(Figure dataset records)
============
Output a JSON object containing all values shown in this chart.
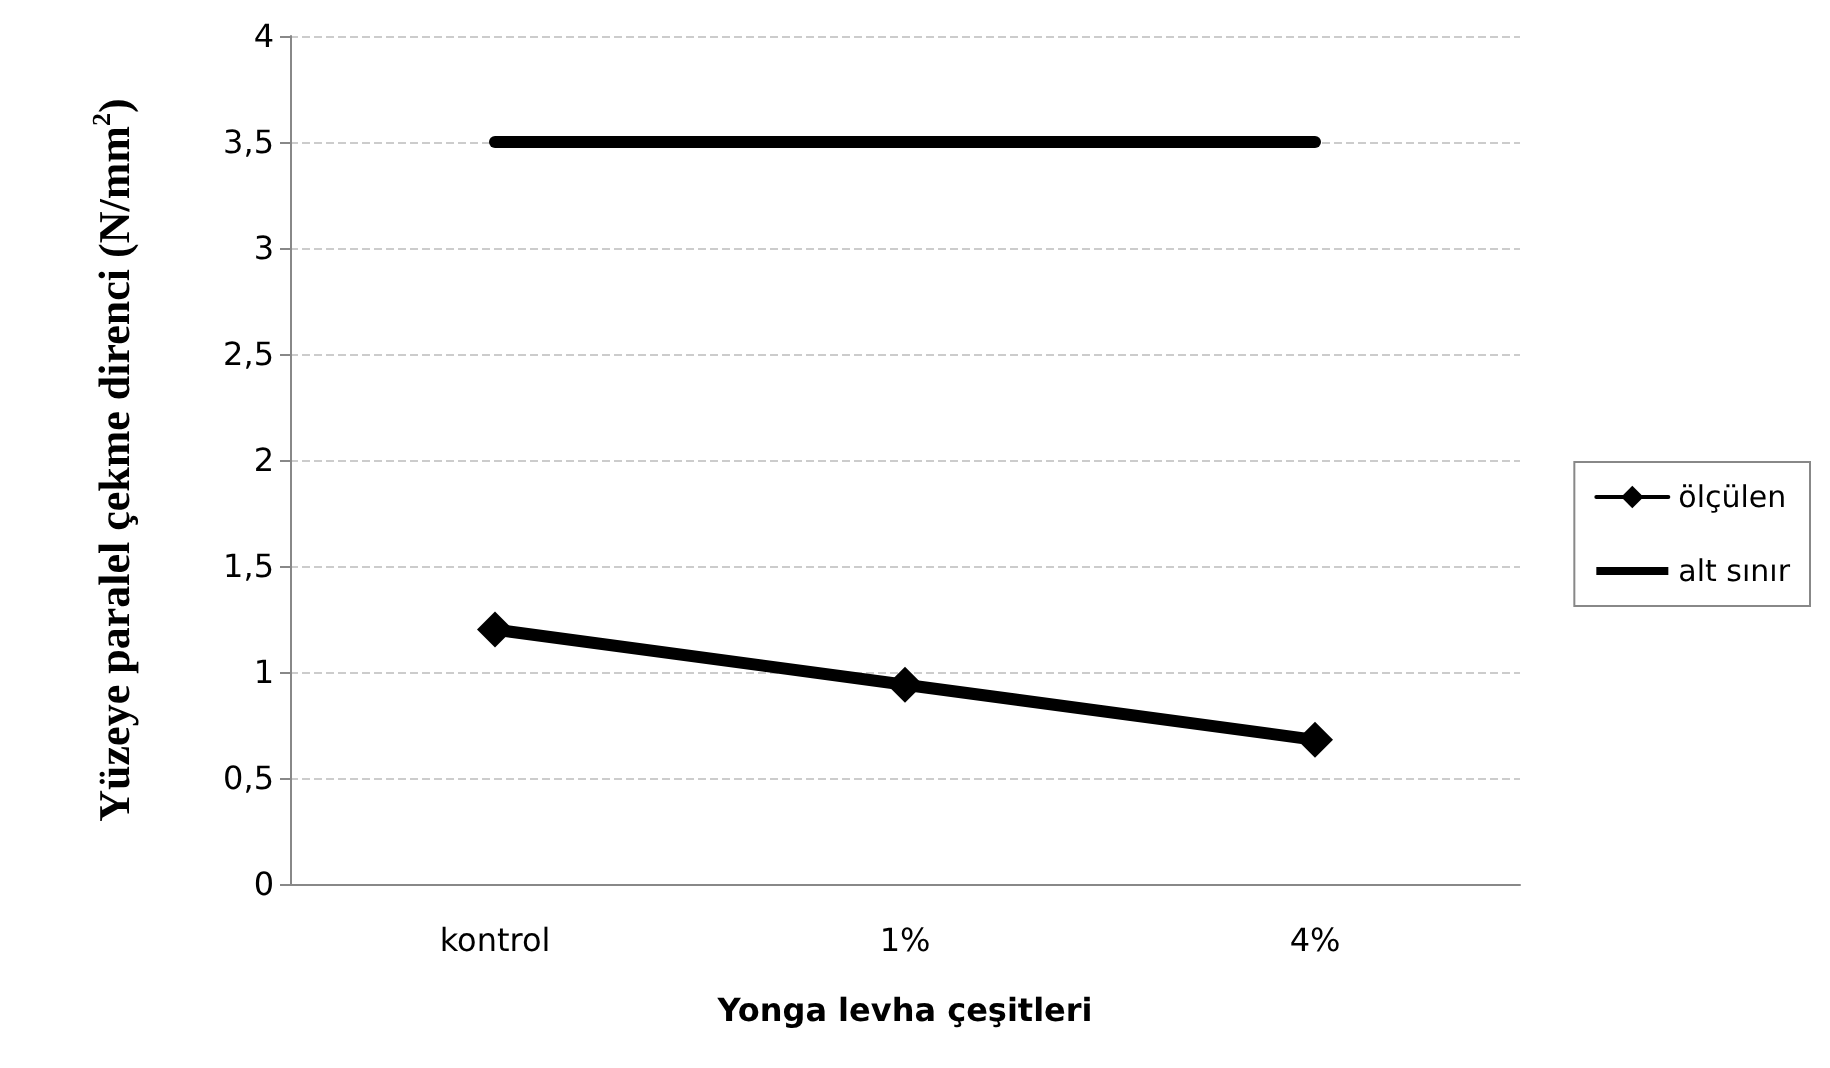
{
  "chart_data": {
    "type": "line",
    "xlabel": "Yonga levha çeşitleri",
    "ylabel": "Yüzeye paralel çekme direnci (N/mm$^{2}$)",
    "categories": [
      "kontrol",
      "1%",
      "4%"
    ],
    "series": [
      {
        "name": "ölçülen",
        "color": "#000000",
        "values": [
          1.2,
          0.94,
          0.68
        ],
        "marker": "diamond"
      },
      {
        "name": "alt sınır",
        "color": "#000000",
        "values": [
          3.5,
          3.5,
          3.5
        ],
        "marker": "none"
      }
    ],
    "ylim": [
      0,
      4
    ],
    "yticks": [
      0,
      {
        "value": 0.5,
        "label": "0,5"
      },
      1,
      {
        "value": 1.5,
        "label": "1,5"
      },
      2,
      {
        "value": 2.5,
        "label": "2,5"
      },
      3,
      {
        "value": 3.5,
        "label": "3,5"
      },
      4
    ],
    "grid": "y",
    "legend": "right"
  }
}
============
REQUEST:
Copy out the listing exactly as it stands, but not the pictures.

ANSWER FOR THIS EXERCISE:
Output a JSON object containing all values shown in this chart.
{
  "chart_data": {
    "type": "line",
    "xlabel": "Yonga levha çeşitleri",
    "ylabel": "Yüzeye paralel çekme direnci (N/mm$^{2}$)",
    "categories": [
      "kontrol",
      "1%",
      "4%"
    ],
    "series": [
      {
        "name": "ölçülen",
        "color": "#000000",
        "values": [
          1.2,
          0.94,
          0.68
        ],
        "marker": "diamond"
      },
      {
        "name": "alt sınır",
        "color": "#000000",
        "values": [
          3.5,
          3.5,
          3.5
        ],
        "marker": "none"
      }
    ],
    "ylim": [
      0,
      4
    ],
    "yticks": [
      0,
      {
        "value": 0.5,
        "label": "0,5"
      },
      1,
      {
        "value": 1.5,
        "label": "1,5"
      },
      2,
      {
        "value": 2.5,
        "label": "2,5"
      },
      3,
      {
        "value": 3.5,
        "label": "3,5"
      },
      4
    ],
    "grid": "y",
    "legend": "right"
  }
}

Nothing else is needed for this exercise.